▶ **Short exercise**:
Select and reproduce each line of the listing below that bears the string "нетканой".

[Stored entries]
[Start]

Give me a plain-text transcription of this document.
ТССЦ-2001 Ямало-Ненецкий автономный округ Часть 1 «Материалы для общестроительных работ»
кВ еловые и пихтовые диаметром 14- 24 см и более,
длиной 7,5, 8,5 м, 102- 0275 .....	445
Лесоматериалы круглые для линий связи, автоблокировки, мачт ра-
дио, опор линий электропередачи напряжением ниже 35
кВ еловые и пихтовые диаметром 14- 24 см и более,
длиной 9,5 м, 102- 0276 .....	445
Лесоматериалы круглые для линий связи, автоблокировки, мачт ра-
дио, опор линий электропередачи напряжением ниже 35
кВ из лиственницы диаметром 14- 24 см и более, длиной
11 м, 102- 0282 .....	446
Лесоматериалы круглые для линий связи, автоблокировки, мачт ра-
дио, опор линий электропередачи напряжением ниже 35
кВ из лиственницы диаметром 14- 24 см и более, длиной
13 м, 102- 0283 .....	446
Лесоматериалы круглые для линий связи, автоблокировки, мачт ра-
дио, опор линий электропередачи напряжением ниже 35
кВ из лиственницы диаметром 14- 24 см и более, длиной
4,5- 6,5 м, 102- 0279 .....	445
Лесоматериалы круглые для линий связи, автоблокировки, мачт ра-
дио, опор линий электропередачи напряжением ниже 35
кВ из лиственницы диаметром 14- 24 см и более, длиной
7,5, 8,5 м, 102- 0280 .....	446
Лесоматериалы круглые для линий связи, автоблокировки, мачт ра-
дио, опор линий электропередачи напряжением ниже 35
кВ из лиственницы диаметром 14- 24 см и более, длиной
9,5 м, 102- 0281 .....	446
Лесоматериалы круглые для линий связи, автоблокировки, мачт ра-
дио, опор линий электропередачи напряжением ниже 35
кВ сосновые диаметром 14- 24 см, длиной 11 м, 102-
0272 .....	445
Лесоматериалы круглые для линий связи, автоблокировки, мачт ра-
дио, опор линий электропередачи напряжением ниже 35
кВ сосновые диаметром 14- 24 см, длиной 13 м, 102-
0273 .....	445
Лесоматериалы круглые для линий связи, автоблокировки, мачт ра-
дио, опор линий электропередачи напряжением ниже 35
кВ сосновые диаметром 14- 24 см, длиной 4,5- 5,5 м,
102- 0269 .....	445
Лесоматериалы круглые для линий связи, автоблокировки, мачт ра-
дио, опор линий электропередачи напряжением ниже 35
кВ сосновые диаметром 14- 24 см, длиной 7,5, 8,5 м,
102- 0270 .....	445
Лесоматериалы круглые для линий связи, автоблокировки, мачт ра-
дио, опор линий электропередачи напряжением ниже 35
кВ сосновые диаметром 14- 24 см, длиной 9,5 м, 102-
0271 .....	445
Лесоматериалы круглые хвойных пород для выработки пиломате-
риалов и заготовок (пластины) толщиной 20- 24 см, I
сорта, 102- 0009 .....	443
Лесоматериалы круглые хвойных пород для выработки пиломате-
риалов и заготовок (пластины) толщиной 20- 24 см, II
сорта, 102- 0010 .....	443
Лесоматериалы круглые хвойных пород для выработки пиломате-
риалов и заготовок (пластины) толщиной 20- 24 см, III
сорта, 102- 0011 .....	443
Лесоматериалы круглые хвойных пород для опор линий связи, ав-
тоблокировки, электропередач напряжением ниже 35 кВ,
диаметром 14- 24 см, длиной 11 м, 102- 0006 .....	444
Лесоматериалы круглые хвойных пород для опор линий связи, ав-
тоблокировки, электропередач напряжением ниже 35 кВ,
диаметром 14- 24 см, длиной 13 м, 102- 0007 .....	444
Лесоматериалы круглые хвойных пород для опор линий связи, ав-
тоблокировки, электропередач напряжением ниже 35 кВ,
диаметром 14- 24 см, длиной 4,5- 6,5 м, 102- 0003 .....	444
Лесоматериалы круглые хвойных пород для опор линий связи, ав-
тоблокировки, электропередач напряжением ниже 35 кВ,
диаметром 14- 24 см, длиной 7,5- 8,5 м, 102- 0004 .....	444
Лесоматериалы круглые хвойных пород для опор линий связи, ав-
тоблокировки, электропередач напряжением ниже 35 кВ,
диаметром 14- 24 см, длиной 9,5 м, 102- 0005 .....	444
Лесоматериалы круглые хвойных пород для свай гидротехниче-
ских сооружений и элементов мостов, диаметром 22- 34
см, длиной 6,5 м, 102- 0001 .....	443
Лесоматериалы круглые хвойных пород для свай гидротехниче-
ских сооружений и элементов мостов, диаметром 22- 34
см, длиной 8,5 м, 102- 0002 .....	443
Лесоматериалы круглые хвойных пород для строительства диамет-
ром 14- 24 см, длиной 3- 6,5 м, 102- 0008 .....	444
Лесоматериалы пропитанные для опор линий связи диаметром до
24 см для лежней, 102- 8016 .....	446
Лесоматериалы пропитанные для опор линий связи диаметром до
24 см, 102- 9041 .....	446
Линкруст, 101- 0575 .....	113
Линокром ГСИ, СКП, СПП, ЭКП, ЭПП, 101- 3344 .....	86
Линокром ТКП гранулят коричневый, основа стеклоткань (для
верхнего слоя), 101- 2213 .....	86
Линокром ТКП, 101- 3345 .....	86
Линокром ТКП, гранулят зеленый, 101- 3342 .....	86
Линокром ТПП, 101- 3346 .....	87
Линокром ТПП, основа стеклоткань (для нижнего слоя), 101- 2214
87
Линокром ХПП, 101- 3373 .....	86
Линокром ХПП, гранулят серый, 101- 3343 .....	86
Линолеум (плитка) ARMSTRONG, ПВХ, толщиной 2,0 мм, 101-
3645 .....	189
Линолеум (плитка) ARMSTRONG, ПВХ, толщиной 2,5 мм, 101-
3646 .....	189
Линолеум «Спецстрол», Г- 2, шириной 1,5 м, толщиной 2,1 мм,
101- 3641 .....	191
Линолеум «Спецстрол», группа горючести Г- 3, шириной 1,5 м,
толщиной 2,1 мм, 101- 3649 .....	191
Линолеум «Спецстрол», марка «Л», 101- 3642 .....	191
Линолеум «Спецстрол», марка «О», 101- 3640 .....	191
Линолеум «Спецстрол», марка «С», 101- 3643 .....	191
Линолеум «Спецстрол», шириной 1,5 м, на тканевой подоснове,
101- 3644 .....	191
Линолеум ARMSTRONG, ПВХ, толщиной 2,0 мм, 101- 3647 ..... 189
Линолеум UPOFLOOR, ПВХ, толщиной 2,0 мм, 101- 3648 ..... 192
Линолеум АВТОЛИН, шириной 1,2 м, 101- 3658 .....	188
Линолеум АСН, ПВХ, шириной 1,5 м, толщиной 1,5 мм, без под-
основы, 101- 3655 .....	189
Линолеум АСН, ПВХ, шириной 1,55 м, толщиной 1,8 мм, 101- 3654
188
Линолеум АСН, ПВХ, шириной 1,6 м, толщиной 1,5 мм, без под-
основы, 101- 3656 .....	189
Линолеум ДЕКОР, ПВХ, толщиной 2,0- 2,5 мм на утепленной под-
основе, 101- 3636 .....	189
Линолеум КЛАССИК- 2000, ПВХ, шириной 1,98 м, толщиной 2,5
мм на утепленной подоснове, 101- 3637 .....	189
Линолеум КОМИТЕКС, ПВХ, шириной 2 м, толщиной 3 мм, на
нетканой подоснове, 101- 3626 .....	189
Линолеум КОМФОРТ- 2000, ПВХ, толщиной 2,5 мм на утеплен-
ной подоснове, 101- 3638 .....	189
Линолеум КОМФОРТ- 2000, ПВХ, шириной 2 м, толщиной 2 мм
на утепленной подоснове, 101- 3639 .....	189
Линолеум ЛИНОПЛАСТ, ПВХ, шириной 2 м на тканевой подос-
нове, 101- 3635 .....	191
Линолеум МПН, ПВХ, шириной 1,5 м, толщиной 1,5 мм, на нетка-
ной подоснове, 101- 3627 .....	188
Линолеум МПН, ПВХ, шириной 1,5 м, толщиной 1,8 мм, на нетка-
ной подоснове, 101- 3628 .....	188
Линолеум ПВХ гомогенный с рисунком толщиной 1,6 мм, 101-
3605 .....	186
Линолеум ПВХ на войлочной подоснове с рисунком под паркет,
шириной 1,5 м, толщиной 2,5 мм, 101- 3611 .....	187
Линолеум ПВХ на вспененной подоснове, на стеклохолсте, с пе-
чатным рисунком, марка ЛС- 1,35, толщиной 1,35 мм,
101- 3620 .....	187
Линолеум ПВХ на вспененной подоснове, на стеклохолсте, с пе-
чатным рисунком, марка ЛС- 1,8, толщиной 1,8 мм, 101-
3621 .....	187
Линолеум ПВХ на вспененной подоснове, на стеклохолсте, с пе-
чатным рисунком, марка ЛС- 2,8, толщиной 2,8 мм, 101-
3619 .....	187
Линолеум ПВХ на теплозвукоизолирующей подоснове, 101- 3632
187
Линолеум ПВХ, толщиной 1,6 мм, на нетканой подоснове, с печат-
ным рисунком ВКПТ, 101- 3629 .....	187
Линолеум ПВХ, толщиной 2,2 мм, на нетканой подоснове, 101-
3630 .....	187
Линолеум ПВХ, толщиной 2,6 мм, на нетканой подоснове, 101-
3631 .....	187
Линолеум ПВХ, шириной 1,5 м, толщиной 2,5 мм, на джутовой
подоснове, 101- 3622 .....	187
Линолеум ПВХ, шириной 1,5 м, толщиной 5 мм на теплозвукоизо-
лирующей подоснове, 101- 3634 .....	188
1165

[End]

▶ **Solution**:
нетканой подоснове, 101- 3626 .....	189
Линолеум ПВХ, толщиной 1,6 мм, на нетканой подоснове, с печат-
Линолеум ПВХ, толщиной 2,2 мм, на нетканой подоснове, 101-
Линолеум ПВХ, толщиной 2,6 мм, на нетканой подоснове, 101-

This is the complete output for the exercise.